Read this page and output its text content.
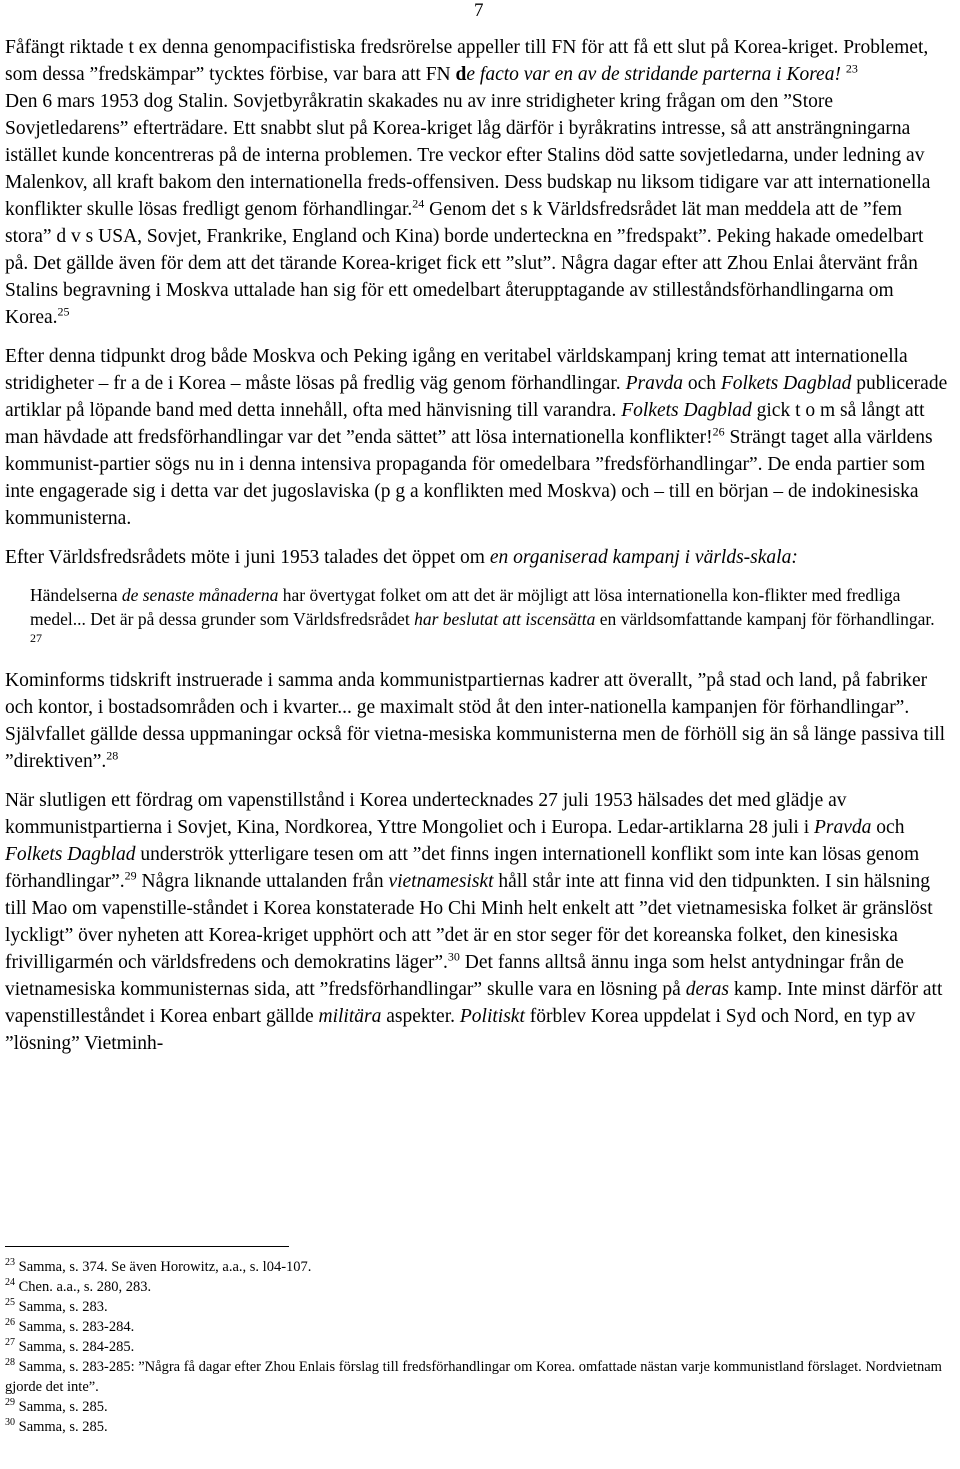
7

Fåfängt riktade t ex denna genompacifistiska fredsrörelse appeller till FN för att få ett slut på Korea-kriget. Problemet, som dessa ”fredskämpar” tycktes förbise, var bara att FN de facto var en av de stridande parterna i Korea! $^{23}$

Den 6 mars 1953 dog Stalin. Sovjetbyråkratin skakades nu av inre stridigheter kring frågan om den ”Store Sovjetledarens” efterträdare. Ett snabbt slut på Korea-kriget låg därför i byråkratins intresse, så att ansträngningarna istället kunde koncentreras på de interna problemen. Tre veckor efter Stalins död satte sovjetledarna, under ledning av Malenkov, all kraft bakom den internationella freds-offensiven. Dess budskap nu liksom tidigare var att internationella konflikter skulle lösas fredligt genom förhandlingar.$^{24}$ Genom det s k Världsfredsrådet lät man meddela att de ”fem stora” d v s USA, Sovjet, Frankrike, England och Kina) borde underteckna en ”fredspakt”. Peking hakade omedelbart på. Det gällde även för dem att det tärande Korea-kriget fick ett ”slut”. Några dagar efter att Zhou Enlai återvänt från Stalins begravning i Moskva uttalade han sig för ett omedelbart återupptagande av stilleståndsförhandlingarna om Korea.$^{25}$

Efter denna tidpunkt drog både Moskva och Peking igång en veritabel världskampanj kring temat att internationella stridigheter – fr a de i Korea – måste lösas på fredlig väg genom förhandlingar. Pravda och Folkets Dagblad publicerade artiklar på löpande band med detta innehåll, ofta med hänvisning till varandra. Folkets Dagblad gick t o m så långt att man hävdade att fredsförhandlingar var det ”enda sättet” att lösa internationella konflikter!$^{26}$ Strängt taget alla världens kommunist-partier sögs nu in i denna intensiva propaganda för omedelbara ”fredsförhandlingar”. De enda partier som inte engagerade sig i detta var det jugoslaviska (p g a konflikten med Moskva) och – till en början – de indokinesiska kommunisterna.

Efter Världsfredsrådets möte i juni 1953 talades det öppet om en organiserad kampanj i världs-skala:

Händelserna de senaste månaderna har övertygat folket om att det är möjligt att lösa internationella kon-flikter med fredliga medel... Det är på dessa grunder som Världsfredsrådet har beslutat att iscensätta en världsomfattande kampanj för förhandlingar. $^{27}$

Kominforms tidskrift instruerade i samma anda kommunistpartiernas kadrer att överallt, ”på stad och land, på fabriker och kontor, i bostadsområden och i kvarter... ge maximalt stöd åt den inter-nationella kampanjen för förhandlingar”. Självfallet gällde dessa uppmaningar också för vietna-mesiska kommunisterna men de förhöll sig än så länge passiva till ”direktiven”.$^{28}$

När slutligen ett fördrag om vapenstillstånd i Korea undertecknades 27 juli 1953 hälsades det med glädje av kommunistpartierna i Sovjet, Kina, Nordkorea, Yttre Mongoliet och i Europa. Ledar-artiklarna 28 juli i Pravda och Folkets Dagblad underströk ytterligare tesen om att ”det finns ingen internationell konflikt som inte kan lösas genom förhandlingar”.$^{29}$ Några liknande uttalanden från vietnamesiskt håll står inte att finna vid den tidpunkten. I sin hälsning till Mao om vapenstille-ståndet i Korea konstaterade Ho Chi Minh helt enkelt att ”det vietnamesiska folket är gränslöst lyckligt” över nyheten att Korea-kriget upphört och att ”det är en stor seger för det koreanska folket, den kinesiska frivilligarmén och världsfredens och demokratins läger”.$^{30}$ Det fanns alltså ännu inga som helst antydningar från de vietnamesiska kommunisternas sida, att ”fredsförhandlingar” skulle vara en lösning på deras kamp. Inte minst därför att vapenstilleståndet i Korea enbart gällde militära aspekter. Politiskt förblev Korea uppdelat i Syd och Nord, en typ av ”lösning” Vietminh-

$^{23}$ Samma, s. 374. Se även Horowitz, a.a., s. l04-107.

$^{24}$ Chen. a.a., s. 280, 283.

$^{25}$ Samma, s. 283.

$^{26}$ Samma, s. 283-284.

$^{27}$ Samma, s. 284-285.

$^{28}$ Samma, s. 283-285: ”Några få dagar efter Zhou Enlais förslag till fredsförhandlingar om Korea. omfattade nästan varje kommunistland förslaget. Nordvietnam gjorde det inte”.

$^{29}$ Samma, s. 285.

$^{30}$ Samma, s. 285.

#### Task brief:
Give back the material above exactly, without pictures.

#### Your solution:
Read this page and output its text content.
7

Fåfängt riktade t ex denna genompacifistiska fredsrörelse appeller till FN för att få ett slut på Korea-kriget. Problemet, som dessa ”fredskämpar” tycktes förbise, var bara att FN de facto var en av de stridande parterna i Korea! $^{23}$

Den 6 mars 1953 dog Stalin. Sovjetbyråkratin skakades nu av inre stridigheter kring frågan om den ”Store Sovjetledarens” efterträdare. Ett snabbt slut på Korea-kriget låg därför i byråkratins intresse, så att ansträngningarna istället kunde koncentreras på de interna problemen. Tre veckor efter Stalins död satte sovjetledarna, under ledning av Malenkov, all kraft bakom den internationella freds-offensiven. Dess budskap nu liksom tidigare var att internationella konflikter skulle lösas fredligt genom förhandlingar.$^{24}$ Genom det s k Världsfredsrådet lät man meddela att de ”fem stora” d v s USA, Sovjet, Frankrike, England och Kina) borde underteckna en ”fredspakt”. Peking hakade omedelbart på. Det gällde även för dem att det tärande Korea-kriget fick ett ”slut”. Några dagar efter att Zhou Enlai återvänt från Stalins begravning i Moskva uttalade han sig för ett omedelbart återupptagande av stilleståndsförhandlingarna om Korea.$^{25}$

Efter denna tidpunkt drog både Moskva och Peking igång en veritabel världskampanj kring temat att internationella stridigheter – fr a de i Korea – måste lösas på fredlig väg genom förhandlingar. Pravda och Folkets Dagblad publicerade artiklar på löpande band med detta innehåll, ofta med hänvisning till varandra. Folkets Dagblad gick t o m så långt att man hävdade att fredsförhandlingar var det ”enda sättet” att lösa internationella konflikter!$^{26}$ Strängt taget alla världens kommunist-partier sögs nu in i denna intensiva propaganda för omedelbara ”fredsförhandlingar”. De enda partier som inte engagerade sig i detta var det jugoslaviska (p g a konflikten med Moskva) och – till en början – de indokinesiska kommunisterna.

Efter Världsfredsrådets möte i juni 1953 talades det öppet om en organiserad kampanj i världs-skala:

Händelserna de senaste månaderna har övertygat folket om att det är möjligt att lösa internationella kon-flikter med fredliga medel... Det är på dessa grunder som Världsfredsrådet har beslutat att iscensätta en världsomfattande kampanj för förhandlingar. $^{27}$

Kominforms tidskrift instruerade i samma anda kommunistpartiernas kadrer att överallt, ”på stad och land, på fabriker och kontor, i bostadsområden och i kvarter... ge maximalt stöd åt den inter-nationella kampanjen för förhandlingar”. Självfallet gällde dessa uppmaningar också för vietna-mesiska kommunisterna men de förhöll sig än så länge passiva till ”direktiven”.$^{28}$

När slutligen ett fördrag om vapenstillstånd i Korea undertecknades 27 juli 1953 hälsades det med glädje av kommunistpartierna i Sovjet, Kina, Nordkorea, Yttre Mongoliet och i Europa. Ledar-artiklarna 28 juli i Pravda och Folkets Dagblad underströk ytterligare tesen om att ”det finns ingen internationell konflikt som inte kan lösas genom förhandlingar”.$^{29}$ Några liknande uttalanden från vietnamesiskt håll står inte att finna vid den tidpunkten. I sin hälsning till Mao om vapenstille-ståndet i Korea konstaterade Ho Chi Minh helt enkelt att ”det vietnamesiska folket är gränslöst lyckligt” över nyheten att Korea-kriget upphört och att ”det är en stor seger för det koreanska folket, den kinesiska frivilligarmén och världsfredens och demokratins läger”.$^{30}$ Det fanns alltså ännu inga som helst antydningar från de vietnamesiska kommunisternas sida, att ”fredsförhandlingar” skulle vara en lösning på deras kamp. Inte minst därför att vapenstilleståndet i Korea enbart gällde militära aspekter. Politiskt förblev Korea uppdelat i Syd och Nord, en typ av ”lösning” Vietminh-

$^{23}$ Samma, s. 374. Se även Horowitz, a.a., s. l04-107.

$^{24}$ Chen. a.a., s. 280, 283.

$^{25}$ Samma, s. 283.

$^{26}$ Samma, s. 283-284.

$^{27}$ Samma, s. 284-285.

$^{28}$ Samma, s. 283-285: ”Några få dagar efter Zhou Enlais förslag till fredsförhandlingar om Korea. omfattade nästan varje kommunistland förslaget. Nordvietnam gjorde det inte”.

$^{29}$ Samma, s. 285.

$^{30}$ Samma, s. 285.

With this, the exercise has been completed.